Data items:

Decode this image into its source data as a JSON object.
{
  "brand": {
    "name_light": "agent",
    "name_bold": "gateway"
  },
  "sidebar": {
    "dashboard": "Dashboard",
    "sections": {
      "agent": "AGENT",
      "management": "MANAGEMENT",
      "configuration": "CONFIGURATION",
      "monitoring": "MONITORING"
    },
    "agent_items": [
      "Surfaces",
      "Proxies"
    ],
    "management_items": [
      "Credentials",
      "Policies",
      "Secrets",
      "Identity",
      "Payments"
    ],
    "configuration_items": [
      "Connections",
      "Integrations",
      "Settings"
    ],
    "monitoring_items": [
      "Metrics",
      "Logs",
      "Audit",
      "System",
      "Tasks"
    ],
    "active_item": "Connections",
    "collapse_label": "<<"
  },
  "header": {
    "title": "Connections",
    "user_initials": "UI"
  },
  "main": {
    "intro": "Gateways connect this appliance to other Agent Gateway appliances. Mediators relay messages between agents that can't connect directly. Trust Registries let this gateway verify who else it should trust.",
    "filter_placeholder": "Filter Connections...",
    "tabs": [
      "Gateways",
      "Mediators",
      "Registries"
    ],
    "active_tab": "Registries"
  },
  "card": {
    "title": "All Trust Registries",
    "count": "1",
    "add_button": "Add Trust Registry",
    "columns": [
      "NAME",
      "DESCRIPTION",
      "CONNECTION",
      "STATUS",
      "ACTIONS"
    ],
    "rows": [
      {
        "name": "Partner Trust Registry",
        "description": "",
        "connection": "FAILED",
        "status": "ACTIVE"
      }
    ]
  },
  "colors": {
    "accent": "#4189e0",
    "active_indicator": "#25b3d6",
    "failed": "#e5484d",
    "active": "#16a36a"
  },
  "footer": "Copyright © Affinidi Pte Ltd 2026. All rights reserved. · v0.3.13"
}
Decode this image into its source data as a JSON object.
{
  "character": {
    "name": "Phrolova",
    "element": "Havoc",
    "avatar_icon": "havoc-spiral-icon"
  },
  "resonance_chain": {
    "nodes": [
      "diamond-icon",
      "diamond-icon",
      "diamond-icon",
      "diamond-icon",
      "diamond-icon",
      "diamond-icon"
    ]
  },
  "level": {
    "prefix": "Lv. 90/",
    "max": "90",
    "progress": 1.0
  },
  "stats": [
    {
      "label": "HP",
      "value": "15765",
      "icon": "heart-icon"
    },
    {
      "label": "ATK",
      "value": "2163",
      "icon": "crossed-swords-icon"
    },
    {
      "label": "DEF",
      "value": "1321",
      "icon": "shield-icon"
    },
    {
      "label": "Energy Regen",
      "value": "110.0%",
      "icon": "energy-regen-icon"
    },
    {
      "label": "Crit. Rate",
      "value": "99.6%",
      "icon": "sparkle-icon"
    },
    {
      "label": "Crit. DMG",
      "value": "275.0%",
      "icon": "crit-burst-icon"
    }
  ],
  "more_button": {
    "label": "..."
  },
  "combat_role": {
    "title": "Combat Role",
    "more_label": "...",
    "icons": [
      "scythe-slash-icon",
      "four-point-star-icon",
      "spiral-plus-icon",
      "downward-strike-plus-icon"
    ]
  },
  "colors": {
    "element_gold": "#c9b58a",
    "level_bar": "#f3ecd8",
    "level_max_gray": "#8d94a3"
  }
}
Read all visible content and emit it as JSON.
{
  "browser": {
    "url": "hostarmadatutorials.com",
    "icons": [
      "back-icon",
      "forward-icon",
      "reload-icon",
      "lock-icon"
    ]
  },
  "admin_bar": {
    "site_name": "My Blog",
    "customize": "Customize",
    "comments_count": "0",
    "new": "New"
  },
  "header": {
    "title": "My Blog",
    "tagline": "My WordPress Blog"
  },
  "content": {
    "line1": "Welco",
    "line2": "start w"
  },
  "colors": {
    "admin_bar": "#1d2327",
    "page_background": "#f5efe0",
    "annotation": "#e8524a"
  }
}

EXERCISE: Each line of the listing above should be output exactly.

ANSWER TO THIS PROBLEM:
Decode this image into its source data as a JSON object.
{
  "brand": {
    "name_light": "agent",
    "name_bold": "gateway"
  },
  "sidebar": {
    "dashboard": "Dashboard",
    "sections": {
      "agent": "AGENT",
      "management": "MANAGEMENT",
      "configuration": "CONFIGURATION",
      "monitoring": "MONITORING"
    },
    "agent_items": [
      "Surfaces",
      "Proxies"
    ],
    "management_items": [
      "Credentials",
      "Policies",
      "Secrets",
      "Identity",
      "Payments"
    ],
    "configuration_items": [
      "Connections",
      "Integrations",
      "Settings"
    ],
    "monitoring_items": [
      "Metrics",
      "Logs",
      "Audit",
      "System",
      "Tasks"
    ],
    "active_item": "Connections",
    "collapse_label": "<<"
  },
  "header": {
    "title": "Connections",
    "user_initials": "UI"
  },
  "main": {
    "intro": "Gateways connect this appliance to other Agent Gateway appliances. Mediators relay messages between agents that can't connect directly. Trust Registries let this gateway verify who else it should trust.",
    "filter_placeholder": "Filter Connections...",
    "tabs": [
      "Gateways",
      "Mediators",
      "Registries"
    ],
    "active_tab": "Registries"
  },
  "card": {
    "title": "All Trust Registries",
    "count": "1",
    "add_button": "Add Trust Registry",
    "columns": [
      "NAME",
      "DESCRIPTION",
      "CONNECTION",
      "STATUS",
      "ACTIONS"
    ],
    "rows": [
      {
        "name": "Partner Trust Registry",
        "description": "",
        "connection": "FAILED",
        "status": "ACTIVE"
      }
    ]
  },
  "colors": {
    "accent": "#4189e0",
    "active_indicator": "#25b3d6",
    "failed": "#e5484d",
    "active": "#16a36a"
  },
  "footer": "Copyright © Affinidi Pte Ltd 2026. All rights reserved. · v0.3.13"
}
Decode this image into its source data as a JSON object.
{
  "character": {
    "name": "Phrolova",
    "element": "Havoc",
    "avatar_icon": "havoc-spiral-icon"
  },
  "resonance_chain": {
    "nodes": [
      "diamond-icon",
      "diamond-icon",
      "diamond-icon",
      "diamond-icon",
      "diamond-icon",
      "diamond-icon"
    ]
  },
  "level": {
    "prefix": "Lv. 90/",
    "max": "90",
    "progress": 1.0
  },
  "stats": [
    {
      "label": "HP",
      "value": "15765",
      "icon": "heart-icon"
    },
    {
      "label": "ATK",
      "value": "2163",
      "icon": "crossed-swords-icon"
    },
    {
      "label": "DEF",
      "value": "1321",
      "icon": "shield-icon"
    },
    {
      "label": "Energy Regen",
      "value": "110.0%",
      "icon": "energy-regen-icon"
    },
    {
      "label": "Crit. Rate",
      "value": "99.6%",
      "icon": "sparkle-icon"
    },
    {
      "label": "Crit. DMG",
      "value": "275.0%",
      "icon": "crit-burst-icon"
    }
  ],
  "more_button": {
    "label": "..."
  },
  "combat_role": {
    "title": "Combat Role",
    "more_label": "...",
    "icons": [
      "scythe-slash-icon",
      "four-point-star-icon",
      "spiral-plus-icon",
      "downward-strike-plus-icon"
    ]
  },
  "colors": {
    "element_gold": "#c9b58a",
    "level_bar": "#f3ecd8",
    "level_max_gray": "#8d94a3"
  }
}
Read all visible content and emit it as JSON.
{
  "browser": {
    "url": "hostarmadatutorials.com",
    "icons": [
      "back-icon",
      "forward-icon",
      "reload-icon",
      "lock-icon"
    ]
  },
  "admin_bar": {
    "site_name": "My Blog",
    "customize": "Customize",
    "comments_count": "0",
    "new": "New"
  },
  "header": {
    "title": "My Blog",
    "tagline": "My WordPress Blog"
  },
  "content": {
    "line1": "Welco",
    "line2": "start w"
  },
  "colors": {
    "admin_bar": "#1d2327",
    "page_background": "#f5efe0",
    "annotation": "#e8524a"
  }
}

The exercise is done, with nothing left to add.